[start]

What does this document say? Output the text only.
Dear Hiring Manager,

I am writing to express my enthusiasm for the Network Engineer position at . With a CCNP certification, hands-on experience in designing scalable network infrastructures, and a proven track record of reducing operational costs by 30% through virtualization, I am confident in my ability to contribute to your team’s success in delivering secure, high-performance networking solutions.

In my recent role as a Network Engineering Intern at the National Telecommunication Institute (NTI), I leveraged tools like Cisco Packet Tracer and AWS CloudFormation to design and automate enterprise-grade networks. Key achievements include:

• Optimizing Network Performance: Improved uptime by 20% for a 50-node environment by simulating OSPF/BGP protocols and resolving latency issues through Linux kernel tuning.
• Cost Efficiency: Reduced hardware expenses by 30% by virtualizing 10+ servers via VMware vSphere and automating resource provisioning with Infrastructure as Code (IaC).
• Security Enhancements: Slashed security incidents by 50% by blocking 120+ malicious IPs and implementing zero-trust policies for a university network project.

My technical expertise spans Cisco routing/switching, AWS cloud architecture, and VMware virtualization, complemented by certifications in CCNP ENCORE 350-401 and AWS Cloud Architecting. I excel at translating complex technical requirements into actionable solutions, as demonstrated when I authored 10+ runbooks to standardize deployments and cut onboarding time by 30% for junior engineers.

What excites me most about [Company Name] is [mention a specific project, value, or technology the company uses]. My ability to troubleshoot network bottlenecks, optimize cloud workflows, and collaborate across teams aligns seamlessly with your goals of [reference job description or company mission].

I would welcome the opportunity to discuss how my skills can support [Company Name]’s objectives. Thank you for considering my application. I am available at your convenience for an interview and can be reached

[end]

Go through the data above and find the lines with the word "What". Copy each of those lines.

What does this document say? Output the text only.
What excites me most about [Company Name] is [mention a specific project, value, or technology the company uses]. My ability to troubleshoot network bottlenecks, optimize cloud workflows, and collaborate across teams aligns seamlessly with your goals of [reference job description or company mission].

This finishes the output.